**THE TASK:** Work out how many lines of the listing hold the string "minutes". Answer with that number alone.

**INPUT FOR THIS TASK:**

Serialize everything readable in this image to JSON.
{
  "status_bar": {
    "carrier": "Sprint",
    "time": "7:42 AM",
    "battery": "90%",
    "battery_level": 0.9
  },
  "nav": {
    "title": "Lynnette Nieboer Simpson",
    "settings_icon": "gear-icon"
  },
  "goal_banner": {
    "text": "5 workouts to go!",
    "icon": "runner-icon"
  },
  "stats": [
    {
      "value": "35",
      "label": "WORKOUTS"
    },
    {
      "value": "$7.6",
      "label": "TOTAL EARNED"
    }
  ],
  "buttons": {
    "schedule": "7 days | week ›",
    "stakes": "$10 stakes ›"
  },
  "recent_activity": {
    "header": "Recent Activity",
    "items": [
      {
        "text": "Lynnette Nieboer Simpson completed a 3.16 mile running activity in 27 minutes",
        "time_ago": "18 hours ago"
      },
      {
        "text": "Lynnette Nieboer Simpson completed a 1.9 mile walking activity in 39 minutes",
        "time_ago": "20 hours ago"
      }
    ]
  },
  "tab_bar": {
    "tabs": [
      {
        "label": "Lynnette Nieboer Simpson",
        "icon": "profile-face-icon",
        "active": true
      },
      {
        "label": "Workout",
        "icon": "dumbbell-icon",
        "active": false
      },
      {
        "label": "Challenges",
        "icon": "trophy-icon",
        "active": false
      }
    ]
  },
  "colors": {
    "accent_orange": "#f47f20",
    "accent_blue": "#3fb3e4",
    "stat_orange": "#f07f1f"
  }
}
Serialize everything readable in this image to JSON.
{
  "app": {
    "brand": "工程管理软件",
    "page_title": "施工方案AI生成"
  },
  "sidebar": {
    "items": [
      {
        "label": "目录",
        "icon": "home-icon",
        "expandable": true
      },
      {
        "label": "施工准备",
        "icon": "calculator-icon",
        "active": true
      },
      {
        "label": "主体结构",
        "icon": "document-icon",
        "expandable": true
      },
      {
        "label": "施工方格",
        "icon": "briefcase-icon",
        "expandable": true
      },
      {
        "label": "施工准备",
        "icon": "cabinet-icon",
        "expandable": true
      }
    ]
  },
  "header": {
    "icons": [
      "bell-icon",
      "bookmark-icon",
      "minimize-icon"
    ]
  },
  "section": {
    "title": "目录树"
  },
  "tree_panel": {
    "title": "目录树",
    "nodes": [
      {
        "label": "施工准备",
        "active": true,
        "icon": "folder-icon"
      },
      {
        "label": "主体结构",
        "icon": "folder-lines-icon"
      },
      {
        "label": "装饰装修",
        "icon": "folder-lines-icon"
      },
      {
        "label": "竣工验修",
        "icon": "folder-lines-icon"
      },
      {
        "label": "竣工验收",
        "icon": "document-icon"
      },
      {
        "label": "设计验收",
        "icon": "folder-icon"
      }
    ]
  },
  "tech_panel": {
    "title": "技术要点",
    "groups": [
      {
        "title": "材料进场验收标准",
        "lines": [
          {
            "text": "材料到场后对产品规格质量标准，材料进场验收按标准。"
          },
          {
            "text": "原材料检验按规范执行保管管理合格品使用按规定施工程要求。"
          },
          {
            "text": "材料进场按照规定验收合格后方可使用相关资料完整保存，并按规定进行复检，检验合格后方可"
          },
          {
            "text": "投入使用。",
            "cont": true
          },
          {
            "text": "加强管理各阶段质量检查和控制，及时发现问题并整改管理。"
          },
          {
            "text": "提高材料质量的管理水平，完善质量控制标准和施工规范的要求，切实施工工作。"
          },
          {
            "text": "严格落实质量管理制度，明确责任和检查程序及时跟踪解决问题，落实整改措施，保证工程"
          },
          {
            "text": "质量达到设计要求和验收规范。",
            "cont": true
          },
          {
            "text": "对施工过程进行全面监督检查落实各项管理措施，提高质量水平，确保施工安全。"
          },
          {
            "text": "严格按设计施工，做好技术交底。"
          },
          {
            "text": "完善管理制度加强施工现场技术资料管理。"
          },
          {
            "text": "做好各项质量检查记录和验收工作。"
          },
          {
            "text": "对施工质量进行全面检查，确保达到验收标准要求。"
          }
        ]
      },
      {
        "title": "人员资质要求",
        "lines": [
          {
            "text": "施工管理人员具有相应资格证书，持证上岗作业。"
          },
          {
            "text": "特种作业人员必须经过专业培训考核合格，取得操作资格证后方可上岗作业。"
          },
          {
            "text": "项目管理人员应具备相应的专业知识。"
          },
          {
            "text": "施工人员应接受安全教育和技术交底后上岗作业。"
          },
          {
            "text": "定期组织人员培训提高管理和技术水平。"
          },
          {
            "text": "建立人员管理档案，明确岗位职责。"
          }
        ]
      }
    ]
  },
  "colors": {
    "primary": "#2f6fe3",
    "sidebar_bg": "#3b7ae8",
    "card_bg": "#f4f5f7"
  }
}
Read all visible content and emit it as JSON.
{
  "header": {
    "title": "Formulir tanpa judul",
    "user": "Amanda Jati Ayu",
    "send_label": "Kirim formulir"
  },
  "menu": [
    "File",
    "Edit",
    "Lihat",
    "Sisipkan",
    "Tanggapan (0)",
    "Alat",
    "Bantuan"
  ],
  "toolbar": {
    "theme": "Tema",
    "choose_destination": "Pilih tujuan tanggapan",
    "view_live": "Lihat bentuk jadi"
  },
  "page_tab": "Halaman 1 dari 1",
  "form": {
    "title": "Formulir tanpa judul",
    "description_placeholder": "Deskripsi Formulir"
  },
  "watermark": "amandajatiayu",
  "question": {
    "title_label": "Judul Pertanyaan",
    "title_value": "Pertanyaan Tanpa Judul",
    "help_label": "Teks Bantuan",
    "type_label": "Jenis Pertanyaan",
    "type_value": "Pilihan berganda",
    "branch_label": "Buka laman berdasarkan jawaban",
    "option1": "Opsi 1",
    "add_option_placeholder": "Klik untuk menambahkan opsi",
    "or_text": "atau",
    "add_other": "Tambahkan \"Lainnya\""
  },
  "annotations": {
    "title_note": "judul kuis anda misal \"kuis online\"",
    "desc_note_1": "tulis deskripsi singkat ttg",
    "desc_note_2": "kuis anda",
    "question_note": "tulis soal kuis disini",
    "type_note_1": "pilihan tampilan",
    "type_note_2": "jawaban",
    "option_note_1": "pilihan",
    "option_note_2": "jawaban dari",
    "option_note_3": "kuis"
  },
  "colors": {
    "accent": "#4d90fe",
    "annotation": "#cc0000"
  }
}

**ANSWER TO THE TASK:** 2